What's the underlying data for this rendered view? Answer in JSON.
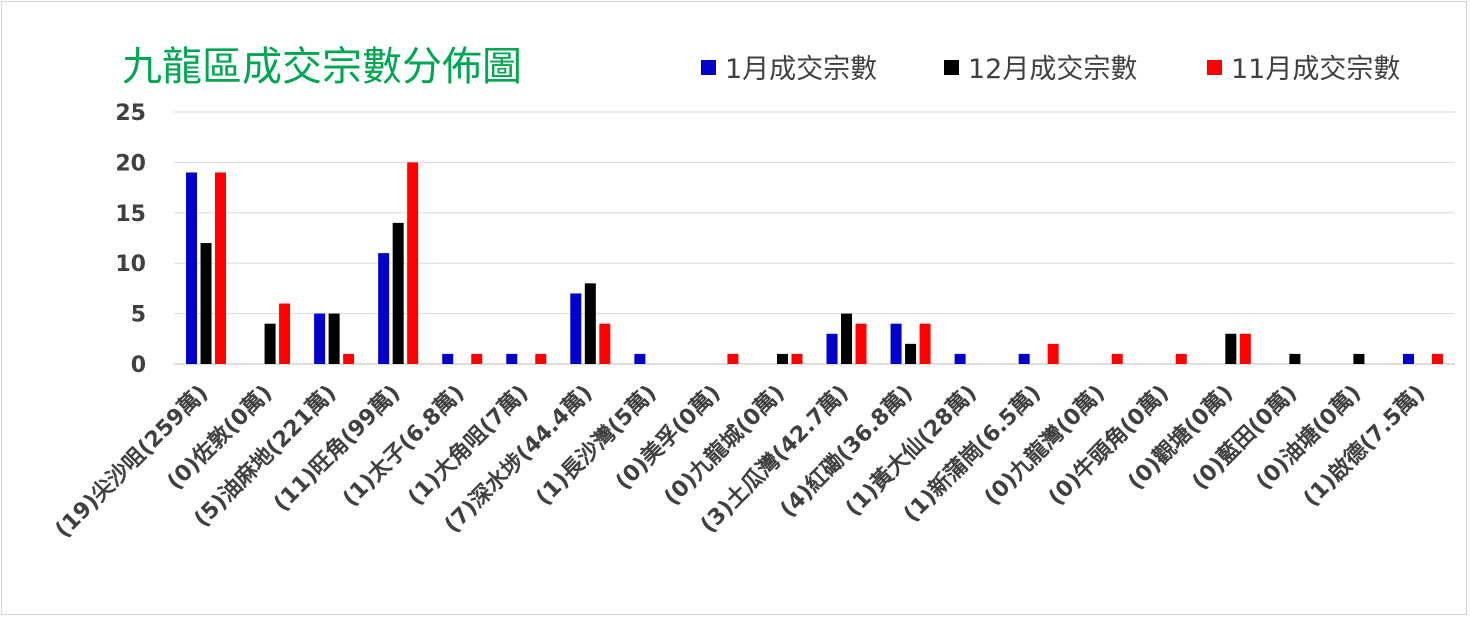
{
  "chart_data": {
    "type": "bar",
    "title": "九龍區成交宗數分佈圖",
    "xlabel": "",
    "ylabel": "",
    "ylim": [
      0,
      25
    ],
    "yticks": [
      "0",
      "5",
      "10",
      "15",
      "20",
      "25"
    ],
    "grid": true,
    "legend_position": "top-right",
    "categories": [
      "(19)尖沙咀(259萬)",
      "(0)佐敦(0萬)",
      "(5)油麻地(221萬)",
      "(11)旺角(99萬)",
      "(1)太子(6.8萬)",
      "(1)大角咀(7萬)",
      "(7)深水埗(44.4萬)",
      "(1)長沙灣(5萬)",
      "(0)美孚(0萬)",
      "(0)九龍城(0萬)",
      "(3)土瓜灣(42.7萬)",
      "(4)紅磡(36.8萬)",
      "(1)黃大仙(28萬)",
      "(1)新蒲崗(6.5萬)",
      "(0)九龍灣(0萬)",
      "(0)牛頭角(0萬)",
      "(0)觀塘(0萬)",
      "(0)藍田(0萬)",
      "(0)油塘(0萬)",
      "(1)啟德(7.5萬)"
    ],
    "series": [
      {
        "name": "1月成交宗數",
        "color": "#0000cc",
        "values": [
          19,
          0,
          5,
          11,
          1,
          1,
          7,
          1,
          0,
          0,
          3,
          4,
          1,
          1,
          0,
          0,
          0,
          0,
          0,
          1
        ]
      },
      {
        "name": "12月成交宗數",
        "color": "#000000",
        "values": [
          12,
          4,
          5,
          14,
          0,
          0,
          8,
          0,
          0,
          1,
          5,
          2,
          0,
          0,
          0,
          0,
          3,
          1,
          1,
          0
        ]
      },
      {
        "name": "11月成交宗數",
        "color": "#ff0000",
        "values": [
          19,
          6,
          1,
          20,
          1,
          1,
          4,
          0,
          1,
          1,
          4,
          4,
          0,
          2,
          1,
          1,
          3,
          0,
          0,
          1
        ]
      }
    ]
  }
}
☆ ☆ ☆ ☆ ☆ ☆ ☆
• **Task to complete**
Pick out every line of the listing containing the word "color", and show those lines.

• **Response to the task**
        "color": "#0000cc",
        "color": "#000000",
        "color": "#ff0000",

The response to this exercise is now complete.